── Rows ──

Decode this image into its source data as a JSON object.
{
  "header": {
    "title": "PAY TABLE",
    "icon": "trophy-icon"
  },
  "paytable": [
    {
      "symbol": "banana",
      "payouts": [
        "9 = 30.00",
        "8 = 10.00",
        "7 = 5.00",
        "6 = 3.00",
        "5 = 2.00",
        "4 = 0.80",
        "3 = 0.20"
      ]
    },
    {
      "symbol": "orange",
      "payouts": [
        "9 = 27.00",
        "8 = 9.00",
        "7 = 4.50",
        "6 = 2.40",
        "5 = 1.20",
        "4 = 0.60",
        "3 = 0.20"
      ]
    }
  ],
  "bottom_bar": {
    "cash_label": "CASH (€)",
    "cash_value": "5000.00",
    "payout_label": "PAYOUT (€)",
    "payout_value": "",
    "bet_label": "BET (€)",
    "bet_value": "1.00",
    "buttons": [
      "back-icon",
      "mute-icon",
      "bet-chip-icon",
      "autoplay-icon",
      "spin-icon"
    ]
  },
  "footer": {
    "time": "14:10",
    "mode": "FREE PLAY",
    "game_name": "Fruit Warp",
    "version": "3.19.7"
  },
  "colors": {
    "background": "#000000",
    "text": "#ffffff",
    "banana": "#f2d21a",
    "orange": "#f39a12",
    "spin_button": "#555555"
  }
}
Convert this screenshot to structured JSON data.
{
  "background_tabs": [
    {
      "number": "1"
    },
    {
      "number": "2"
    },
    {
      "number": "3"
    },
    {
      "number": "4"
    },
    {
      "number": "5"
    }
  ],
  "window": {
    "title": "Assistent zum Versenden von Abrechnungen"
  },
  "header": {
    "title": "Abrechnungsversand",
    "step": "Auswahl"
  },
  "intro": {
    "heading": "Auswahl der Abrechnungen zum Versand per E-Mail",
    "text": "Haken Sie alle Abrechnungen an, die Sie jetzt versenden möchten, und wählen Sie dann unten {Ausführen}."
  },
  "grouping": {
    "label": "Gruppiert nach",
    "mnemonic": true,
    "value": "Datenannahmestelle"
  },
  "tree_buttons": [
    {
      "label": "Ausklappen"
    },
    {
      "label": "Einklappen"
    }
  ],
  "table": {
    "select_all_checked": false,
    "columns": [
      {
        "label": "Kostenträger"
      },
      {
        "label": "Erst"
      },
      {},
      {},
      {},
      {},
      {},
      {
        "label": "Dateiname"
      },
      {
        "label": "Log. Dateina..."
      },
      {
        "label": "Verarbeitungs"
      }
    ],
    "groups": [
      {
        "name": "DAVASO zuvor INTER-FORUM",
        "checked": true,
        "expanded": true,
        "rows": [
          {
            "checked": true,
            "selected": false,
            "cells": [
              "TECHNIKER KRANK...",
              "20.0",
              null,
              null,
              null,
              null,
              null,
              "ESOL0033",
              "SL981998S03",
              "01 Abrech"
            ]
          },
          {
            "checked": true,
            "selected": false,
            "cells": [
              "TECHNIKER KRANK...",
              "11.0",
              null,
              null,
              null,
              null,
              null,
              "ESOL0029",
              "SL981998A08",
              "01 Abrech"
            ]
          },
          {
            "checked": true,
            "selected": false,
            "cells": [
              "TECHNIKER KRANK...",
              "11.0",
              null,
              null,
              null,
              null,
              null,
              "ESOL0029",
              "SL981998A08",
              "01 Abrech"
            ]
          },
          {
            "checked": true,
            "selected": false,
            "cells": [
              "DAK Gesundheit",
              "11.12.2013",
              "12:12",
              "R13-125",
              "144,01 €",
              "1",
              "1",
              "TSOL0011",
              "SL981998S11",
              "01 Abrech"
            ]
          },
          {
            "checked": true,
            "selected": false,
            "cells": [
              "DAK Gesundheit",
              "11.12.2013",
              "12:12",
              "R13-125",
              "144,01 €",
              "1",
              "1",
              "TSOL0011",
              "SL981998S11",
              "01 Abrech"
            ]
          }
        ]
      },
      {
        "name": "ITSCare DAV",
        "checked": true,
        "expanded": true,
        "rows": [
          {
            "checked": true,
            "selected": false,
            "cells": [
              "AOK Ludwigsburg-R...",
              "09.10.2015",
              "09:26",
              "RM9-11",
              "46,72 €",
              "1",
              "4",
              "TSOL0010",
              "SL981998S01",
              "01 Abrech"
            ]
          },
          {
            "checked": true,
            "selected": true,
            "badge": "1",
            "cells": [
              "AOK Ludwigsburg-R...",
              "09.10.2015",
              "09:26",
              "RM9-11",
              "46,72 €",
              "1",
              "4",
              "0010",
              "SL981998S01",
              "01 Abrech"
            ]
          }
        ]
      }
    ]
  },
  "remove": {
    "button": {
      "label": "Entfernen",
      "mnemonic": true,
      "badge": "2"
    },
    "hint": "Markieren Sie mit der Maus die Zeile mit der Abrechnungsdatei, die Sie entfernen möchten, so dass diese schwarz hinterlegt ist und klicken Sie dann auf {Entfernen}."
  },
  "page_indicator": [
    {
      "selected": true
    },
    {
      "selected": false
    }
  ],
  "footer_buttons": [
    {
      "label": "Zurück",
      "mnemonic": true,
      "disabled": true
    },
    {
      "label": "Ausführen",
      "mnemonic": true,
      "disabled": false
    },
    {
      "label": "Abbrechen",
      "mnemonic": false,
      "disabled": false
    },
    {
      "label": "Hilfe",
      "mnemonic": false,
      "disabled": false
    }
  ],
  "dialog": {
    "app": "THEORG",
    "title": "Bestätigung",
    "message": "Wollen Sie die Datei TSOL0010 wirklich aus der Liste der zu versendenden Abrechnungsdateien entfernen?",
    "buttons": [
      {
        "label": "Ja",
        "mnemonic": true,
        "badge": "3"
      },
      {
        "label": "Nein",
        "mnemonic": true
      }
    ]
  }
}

───

• [Set exercise]: Exactly reproduce every line of the records.

• [Finished task]:
Decode this image into its source data as a JSON object.
{
  "header": {
    "title": "PAY TABLE",
    "icon": "trophy-icon"
  },
  "paytable": [
    {
      "symbol": "banana",
      "payouts": [
        "9 = 30.00",
        "8 = 10.00",
        "7 = 5.00",
        "6 = 3.00",
        "5 = 2.00",
        "4 = 0.80",
        "3 = 0.20"
      ]
    },
    {
      "symbol": "orange",
      "payouts": [
        "9 = 27.00",
        "8 = 9.00",
        "7 = 4.50",
        "6 = 2.40",
        "5 = 1.20",
        "4 = 0.60",
        "3 = 0.20"
      ]
    }
  ],
  "bottom_bar": {
    "cash_label": "CASH (€)",
    "cash_value": "5000.00",
    "payout_label": "PAYOUT (€)",
    "payout_value": "",
    "bet_label": "BET (€)",
    "bet_value": "1.00",
    "buttons": [
      "back-icon",
      "mute-icon",
      "bet-chip-icon",
      "autoplay-icon",
      "spin-icon"
    ]
  },
  "footer": {
    "time": "14:10",
    "mode": "FREE PLAY",
    "game_name": "Fruit Warp",
    "version": "3.19.7"
  },
  "colors": {
    "background": "#000000",
    "text": "#ffffff",
    "banana": "#f2d21a",
    "orange": "#f39a12",
    "spin_button": "#555555"
  }
}
Convert this screenshot to structured JSON data.
{
  "background_tabs": [
    {
      "number": "1"
    },
    {
      "number": "2"
    },
    {
      "number": "3"
    },
    {
      "number": "4"
    },
    {
      "number": "5"
    }
  ],
  "window": {
    "title": "Assistent zum Versenden von Abrechnungen"
  },
  "header": {
    "title": "Abrechnungsversand",
    "step": "Auswahl"
  },
  "intro": {
    "heading": "Auswahl der Abrechnungen zum Versand per E-Mail",
    "text": "Haken Sie alle Abrechnungen an, die Sie jetzt versenden möchten, und wählen Sie dann unten {Ausführen}."
  },
  "grouping": {
    "label": "Gruppiert nach",
    "mnemonic": true,
    "value": "Datenannahmestelle"
  },
  "tree_buttons": [
    {
      "label": "Ausklappen"
    },
    {
      "label": "Einklappen"
    }
  ],
  "table": {
    "select_all_checked": false,
    "columns": [
      {
        "label": "Kostenträger"
      },
      {
        "label": "Erst"
      },
      {},
      {},
      {},
      {},
      {},
      {
        "label": "Dateiname"
      },
      {
        "label": "Log. Dateina..."
      },
      {
        "label": "Verarbeitungs"
      }
    ],
    "groups": [
      {
        "name": "DAVASO zuvor INTER-FORUM",
        "checked": true,
        "expanded": true,
        "rows": [
          {
            "checked": true,
            "selected": false,
            "cells": [
              "TECHNIKER KRANK...",
              "20.0",
              null,
              null,
              null,
              null,
              null,
              "ESOL0033",
              "SL981998S03",
              "01 Abrech"
            ]
          },
          {
            "checked": true,
            "selected": false,
            "cells": [
              "TECHNIKER KRANK...",
              "11.0",
              null,
              null,
              null,
              null,
              null,
              "ESOL0029",
              "SL981998A08",
              "01 Abrech"
            ]
          },
          {
            "checked": true,
            "selected": false,
            "cells": [
              "TECHNIKER KRANK...",
              "11.0",
              null,
              null,
              null,
              null,
              null,
              "ESOL0029",
              "SL981998A08",
              "01 Abrech"
            ]
          },
          {
            "checked": true,
            "selected": false,
            "cells": [
              "DAK Gesundheit",
              "11.12.2013",
              "12:12",
              "R13-125",
              "144,01 €",
              "1",
              "1",
              "TSOL0011",
              "SL981998S11",
              "01 Abrech"
            ]
          },
          {
            "checked": true,
            "selected": false,
            "cells": [
              "DAK Gesundheit",
              "11.12.2013",
              "12:12",
              "R13-125",
              "144,01 €",
              "1",
              "1",
              "TSOL0011",
              "SL981998S11",
              "01 Abrech"
            ]
          }
        ]
      },
      {
        "name": "ITSCare DAV",
        "checked": true,
        "expanded": true,
        "rows": [
          {
            "checked": true,
            "selected": false,
            "cells": [
              "AOK Ludwigsburg-R...",
              "09.10.2015",
              "09:26",
              "RM9-11",
              "46,72 €",
              "1",
              "4",
              "TSOL0010",
              "SL981998S01",
              "01 Abrech"
            ]
          },
          {
            "checked": true,
            "selected": true,
            "badge": "1",
            "cells": [
              "AOK Ludwigsburg-R...",
              "09.10.2015",
              "09:26",
              "RM9-11",
              "46,72 €",
              "1",
              "4",
              "0010",
              "SL981998S01",
              "01 Abrech"
            ]
          }
        ]
      }
    ]
  },
  "remove": {
    "button": {
      "label": "Entfernen",
      "mnemonic": true,
      "badge": "2"
    },
    "hint": "Markieren Sie mit der Maus die Zeile mit der Abrechnungsdatei, die Sie entfernen möchten, so dass diese schwarz hinterlegt ist und klicken Sie dann auf {Entfernen}."
  },
  "page_indicator": [
    {
      "selected": true
    },
    {
      "selected": false
    }
  ],
  "footer_buttons": [
    {
      "label": "Zurück",
      "mnemonic": true,
      "disabled": true
    },
    {
      "label": "Ausführen",
      "mnemonic": true,
      "disabled": false
    },
    {
      "label": "Abbrechen",
      "mnemonic": false,
      "disabled": false
    },
    {
      "label": "Hilfe",
      "mnemonic": false,
      "disabled": false
    }
  ],
  "dialog": {
    "app": "THEORG",
    "title": "Bestätigung",
    "message": "Wollen Sie die Datei TSOL0010 wirklich aus der Liste der zu versendenden Abrechnungsdateien entfernen?",
    "buttons": [
      {
        "label": "Ja",
        "mnemonic": true,
        "badge": "3"
      },
      {
        "label": "Nein",
        "mnemonic": true
      }
    ]
  }
}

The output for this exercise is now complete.